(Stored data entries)
• • • • •
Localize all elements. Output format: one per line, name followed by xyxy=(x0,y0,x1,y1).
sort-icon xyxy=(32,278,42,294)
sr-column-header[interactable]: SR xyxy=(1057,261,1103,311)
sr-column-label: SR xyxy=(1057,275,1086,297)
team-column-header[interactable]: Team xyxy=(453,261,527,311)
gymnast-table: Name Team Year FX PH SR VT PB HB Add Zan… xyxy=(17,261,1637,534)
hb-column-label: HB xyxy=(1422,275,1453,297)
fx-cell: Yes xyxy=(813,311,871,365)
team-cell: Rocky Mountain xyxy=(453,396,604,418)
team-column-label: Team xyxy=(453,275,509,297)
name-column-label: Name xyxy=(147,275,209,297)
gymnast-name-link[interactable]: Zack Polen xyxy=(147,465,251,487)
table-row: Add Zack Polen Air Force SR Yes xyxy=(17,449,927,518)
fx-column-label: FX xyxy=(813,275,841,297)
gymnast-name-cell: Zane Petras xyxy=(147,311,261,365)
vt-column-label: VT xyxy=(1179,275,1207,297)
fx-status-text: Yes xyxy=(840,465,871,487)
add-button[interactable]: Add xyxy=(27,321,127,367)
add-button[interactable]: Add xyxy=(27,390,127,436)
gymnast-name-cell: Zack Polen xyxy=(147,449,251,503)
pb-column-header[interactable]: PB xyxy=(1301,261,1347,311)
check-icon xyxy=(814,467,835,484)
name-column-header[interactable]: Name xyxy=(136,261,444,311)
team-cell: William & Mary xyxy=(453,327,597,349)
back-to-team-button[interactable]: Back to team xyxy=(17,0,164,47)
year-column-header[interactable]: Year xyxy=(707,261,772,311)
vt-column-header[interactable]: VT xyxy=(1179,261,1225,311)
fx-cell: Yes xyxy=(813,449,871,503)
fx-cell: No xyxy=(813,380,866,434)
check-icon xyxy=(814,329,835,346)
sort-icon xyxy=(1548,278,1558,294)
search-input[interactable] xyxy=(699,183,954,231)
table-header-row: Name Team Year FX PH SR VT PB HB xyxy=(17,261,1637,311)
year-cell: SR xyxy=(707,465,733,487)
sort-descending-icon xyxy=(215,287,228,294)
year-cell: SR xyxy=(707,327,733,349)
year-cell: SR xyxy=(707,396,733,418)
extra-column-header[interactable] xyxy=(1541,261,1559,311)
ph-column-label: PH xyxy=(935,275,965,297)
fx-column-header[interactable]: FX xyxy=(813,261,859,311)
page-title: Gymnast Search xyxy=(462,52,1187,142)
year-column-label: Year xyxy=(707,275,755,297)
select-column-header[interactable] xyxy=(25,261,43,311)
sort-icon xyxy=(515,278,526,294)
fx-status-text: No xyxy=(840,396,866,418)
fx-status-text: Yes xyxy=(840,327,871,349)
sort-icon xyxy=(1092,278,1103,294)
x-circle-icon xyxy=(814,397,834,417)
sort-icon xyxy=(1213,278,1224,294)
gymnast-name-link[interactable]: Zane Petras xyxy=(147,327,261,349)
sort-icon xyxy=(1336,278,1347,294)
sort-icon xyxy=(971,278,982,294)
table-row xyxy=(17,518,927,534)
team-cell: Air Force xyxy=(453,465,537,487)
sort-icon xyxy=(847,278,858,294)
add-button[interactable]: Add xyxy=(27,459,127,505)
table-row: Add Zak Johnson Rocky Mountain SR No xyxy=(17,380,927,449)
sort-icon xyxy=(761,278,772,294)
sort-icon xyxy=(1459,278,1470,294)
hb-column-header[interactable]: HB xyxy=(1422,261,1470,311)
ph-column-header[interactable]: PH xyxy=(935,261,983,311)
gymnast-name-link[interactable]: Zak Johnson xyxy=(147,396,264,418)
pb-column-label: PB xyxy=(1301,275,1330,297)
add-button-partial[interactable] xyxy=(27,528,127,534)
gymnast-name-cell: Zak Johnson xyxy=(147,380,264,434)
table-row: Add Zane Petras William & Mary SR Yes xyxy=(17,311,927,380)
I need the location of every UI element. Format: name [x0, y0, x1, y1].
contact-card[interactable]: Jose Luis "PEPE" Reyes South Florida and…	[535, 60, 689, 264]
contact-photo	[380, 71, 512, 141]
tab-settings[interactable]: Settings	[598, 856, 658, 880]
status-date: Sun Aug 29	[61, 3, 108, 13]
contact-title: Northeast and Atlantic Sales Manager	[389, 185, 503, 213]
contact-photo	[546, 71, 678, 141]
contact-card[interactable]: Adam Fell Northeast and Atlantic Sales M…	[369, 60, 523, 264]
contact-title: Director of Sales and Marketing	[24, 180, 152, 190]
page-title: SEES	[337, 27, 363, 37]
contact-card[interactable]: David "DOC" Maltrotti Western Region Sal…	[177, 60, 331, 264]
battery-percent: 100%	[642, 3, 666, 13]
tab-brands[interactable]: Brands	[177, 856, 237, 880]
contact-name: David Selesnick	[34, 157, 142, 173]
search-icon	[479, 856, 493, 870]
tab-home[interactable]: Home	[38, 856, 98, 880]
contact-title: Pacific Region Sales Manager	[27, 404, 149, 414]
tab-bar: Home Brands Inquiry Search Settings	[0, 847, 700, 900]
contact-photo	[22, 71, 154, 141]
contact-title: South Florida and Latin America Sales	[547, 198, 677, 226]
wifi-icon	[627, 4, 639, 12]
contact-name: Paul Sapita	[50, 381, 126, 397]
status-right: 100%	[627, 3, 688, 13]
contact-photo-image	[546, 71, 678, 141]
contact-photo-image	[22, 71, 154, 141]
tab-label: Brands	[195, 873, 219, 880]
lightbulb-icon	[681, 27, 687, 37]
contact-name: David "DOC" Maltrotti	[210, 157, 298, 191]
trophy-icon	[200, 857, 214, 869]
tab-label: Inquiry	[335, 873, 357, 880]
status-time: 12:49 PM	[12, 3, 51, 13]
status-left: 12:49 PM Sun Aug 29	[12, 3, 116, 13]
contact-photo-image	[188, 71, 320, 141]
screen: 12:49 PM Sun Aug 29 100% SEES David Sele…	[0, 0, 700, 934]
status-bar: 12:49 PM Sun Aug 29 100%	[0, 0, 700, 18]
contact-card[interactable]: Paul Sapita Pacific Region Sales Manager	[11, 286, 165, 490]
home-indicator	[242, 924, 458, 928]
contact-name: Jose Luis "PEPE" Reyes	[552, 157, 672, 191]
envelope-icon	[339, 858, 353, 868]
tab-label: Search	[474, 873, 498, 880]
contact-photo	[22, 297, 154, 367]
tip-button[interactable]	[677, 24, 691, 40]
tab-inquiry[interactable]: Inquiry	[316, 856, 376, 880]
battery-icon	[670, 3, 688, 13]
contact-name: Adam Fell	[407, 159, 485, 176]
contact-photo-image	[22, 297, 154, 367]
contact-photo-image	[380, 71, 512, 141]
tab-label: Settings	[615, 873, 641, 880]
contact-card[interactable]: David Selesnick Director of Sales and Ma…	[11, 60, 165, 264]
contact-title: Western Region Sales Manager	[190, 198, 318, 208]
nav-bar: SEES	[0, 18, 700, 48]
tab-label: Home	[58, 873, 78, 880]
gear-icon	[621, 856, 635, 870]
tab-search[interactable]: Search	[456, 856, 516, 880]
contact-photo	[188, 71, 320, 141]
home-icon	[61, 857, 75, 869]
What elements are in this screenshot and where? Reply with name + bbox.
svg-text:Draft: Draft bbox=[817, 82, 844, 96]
• • • • •
## [EXERCISE REQUIREMENTS]
Output all of the lines above, unchanged.

## [ANSWER IN FULL]
Localize all elements. Output format: one per line, name followed by xyxy=(x0,y0,x1,y1).
sort-icon xyxy=(32,278,42,294)
sr-column-header[interactable]: SR xyxy=(1057,261,1103,311)
sr-column-label: SR xyxy=(1057,275,1086,297)
team-column-header[interactable]: Team xyxy=(453,261,527,311)
gymnast-table: Name Team Year FX PH SR VT PB HB Add Zan… xyxy=(17,261,1637,534)
hb-column-label: HB xyxy=(1422,275,1453,297)
fx-cell: Yes xyxy=(813,311,871,365)
team-cell: Rocky Mountain xyxy=(453,396,604,418)
team-column-label: Team xyxy=(453,275,509,297)
name-column-label: Name xyxy=(147,275,209,297)
gymnast-name-link[interactable]: Zack Polen xyxy=(147,465,251,487)
table-row: Add Zack Polen Air Force SR Yes xyxy=(17,449,927,518)
fx-column-label: FX xyxy=(813,275,841,297)
gymnast-name-cell: Zane Petras xyxy=(147,311,261,365)
vt-column-label: VT xyxy=(1179,275,1207,297)
fx-status-text: Yes xyxy=(840,465,871,487)
add-button[interactable]: Add xyxy=(27,321,127,367)
add-button[interactable]: Add xyxy=(27,390,127,436)
gymnast-name-cell: Zack Polen xyxy=(147,449,251,503)
pb-column-header[interactable]: PB xyxy=(1301,261,1347,311)
check-icon xyxy=(814,467,835,484)
name-column-header[interactable]: Name xyxy=(136,261,444,311)
team-cell: William & Mary xyxy=(453,327,597,349)
back-to-team-button[interactable]: Back to team xyxy=(17,0,164,47)
year-column-header[interactable]: Year xyxy=(707,261,772,311)
vt-column-header[interactable]: VT xyxy=(1179,261,1225,311)
fx-cell: Yes xyxy=(813,449,871,503)
fx-cell: No xyxy=(813,380,866,434)
check-icon xyxy=(814,329,835,346)
sort-icon xyxy=(1548,278,1558,294)
search-input[interactable] xyxy=(699,183,954,231)
table-header-row: Name Team Year FX PH SR VT PB HB xyxy=(17,261,1637,311)
year-cell: SR xyxy=(707,465,733,487)
sort-descending-icon xyxy=(215,287,228,294)
year-cell: SR xyxy=(707,327,733,349)
year-cell: SR xyxy=(707,396,733,418)
extra-column-header[interactable] xyxy=(1541,261,1559,311)
ph-column-label: PH xyxy=(935,275,965,297)
fx-column-header[interactable]: FX xyxy=(813,261,859,311)
page-title: Gymnast Search xyxy=(462,52,1187,142)
year-column-label: Year xyxy=(707,275,755,297)
select-column-header[interactable] xyxy=(25,261,43,311)
sort-icon xyxy=(515,278,526,294)
fx-status-text: No xyxy=(840,396,866,418)
fx-status-text: Yes xyxy=(840,327,871,349)
sort-icon xyxy=(1092,278,1103,294)
x-circle-icon xyxy=(814,397,834,417)
sort-icon xyxy=(1213,278,1224,294)
gymnast-name-link[interactable]: Zane Petras xyxy=(147,327,261,349)
sort-icon xyxy=(1336,278,1347,294)
sort-icon xyxy=(971,278,982,294)
table-row xyxy=(17,518,927,534)
team-cell: Air Force xyxy=(453,465,537,487)
sort-icon xyxy=(847,278,858,294)
add-button[interactable]: Add xyxy=(27,459,127,505)
table-row: Add Zak Johnson Rocky Mountain SR No xyxy=(17,380,927,449)
sort-icon xyxy=(761,278,772,294)
sort-icon xyxy=(1459,278,1470,294)
hb-column-header[interactable]: HB xyxy=(1422,261,1470,311)
ph-column-header[interactable]: PH xyxy=(935,261,983,311)
gymnast-name-link[interactable]: Zak Johnson xyxy=(147,396,264,418)
pb-column-label: PB xyxy=(1301,275,1330,297)
add-button-partial[interactable] xyxy=(27,528,127,534)
gymnast-name-cell: Zak Johnson xyxy=(147,380,264,434)
table-row: Add Zane Petras William & Mary SR Yes xyxy=(17,311,927,380)
I need the location of every UI element. Format: name [x0, y0, x1, y1].
contact-card[interactable]: Jose Luis "PEPE" Reyes South Florida and…	[535, 60, 689, 264]
contact-photo	[380, 71, 512, 141]
tab-settings[interactable]: Settings	[598, 856, 658, 880]
status-date: Sun Aug 29	[61, 3, 108, 13]
contact-title: Northeast and Atlantic Sales Manager	[389, 185, 503, 213]
contact-photo	[546, 71, 678, 141]
contact-card[interactable]: Adam Fell Northeast and Atlantic Sales M…	[369, 60, 523, 264]
contact-title: Director of Sales and Marketing	[24, 180, 152, 190]
page-title: SEES	[337, 27, 363, 37]
contact-card[interactable]: David "DOC" Maltrotti Western Region Sal…	[177, 60, 331, 264]
battery-percent: 100%	[642, 3, 666, 13]
tab-brands[interactable]: Brands	[177, 856, 237, 880]
contact-name: David Selesnick	[34, 157, 142, 173]
search-icon	[479, 856, 493, 870]
tab-home[interactable]: Home	[38, 856, 98, 880]
contact-title: Pacific Region Sales Manager	[27, 404, 149, 414]
tab-bar: Home Brands Inquiry Search Settings	[0, 847, 700, 900]
contact-photo	[22, 71, 154, 141]
contact-title: South Florida and Latin America Sales	[547, 198, 677, 226]
wifi-icon	[627, 4, 639, 12]
contact-name: Paul Sapita	[50, 381, 126, 397]
status-right: 100%	[627, 3, 688, 13]
contact-photo-image	[546, 71, 678, 141]
contact-photo-image	[22, 71, 154, 141]
tab-label: Brands	[195, 873, 219, 880]
lightbulb-icon	[681, 27, 687, 37]
contact-name: David "DOC" Maltrotti	[210, 157, 298, 191]
trophy-icon	[200, 857, 214, 869]
tab-label: Inquiry	[335, 873, 357, 880]
status-time: 12:49 PM	[12, 3, 51, 13]
status-left: 12:49 PM Sun Aug 29	[12, 3, 116, 13]
contact-photo-image	[188, 71, 320, 141]
screen: 12:49 PM Sun Aug 29 100% SEES David Sele…	[0, 0, 700, 934]
status-bar: 12:49 PM Sun Aug 29 100%	[0, 0, 700, 18]
contact-card[interactable]: Paul Sapita Pacific Region Sales Manager	[11, 286, 165, 490]
home-indicator	[242, 924, 458, 928]
contact-name: Jose Luis "PEPE" Reyes	[552, 157, 672, 191]
envelope-icon	[339, 858, 353, 868]
tab-label: Search	[474, 873, 498, 880]
contact-photo	[22, 297, 154, 367]
tip-button[interactable]	[677, 24, 691, 40]
tab-inquiry[interactable]: Inquiry	[316, 856, 376, 880]
battery-icon	[670, 3, 688, 13]
contact-name: Adam Fell	[407, 159, 485, 176]
contact-photo-image	[22, 297, 154, 367]
contact-photo-image	[380, 71, 512, 141]
tab-label: Settings	[615, 873, 641, 880]
contact-card[interactable]: David Selesnick Director of Sales and Ma…	[11, 60, 165, 264]
contact-title: Western Region Sales Manager	[190, 198, 318, 208]
nav-bar: SEES	[0, 18, 700, 48]
tab-label: Home	[58, 873, 78, 880]
gear-icon	[621, 856, 635, 870]
tab-search[interactable]: Search	[456, 856, 516, 880]
contact-photo	[188, 71, 320, 141]
home-icon	[61, 857, 75, 869]
What elements are in this screenshot and where? Reply with name + bbox.
svg-text:Draft: Draft bbox=[817, 82, 844, 96]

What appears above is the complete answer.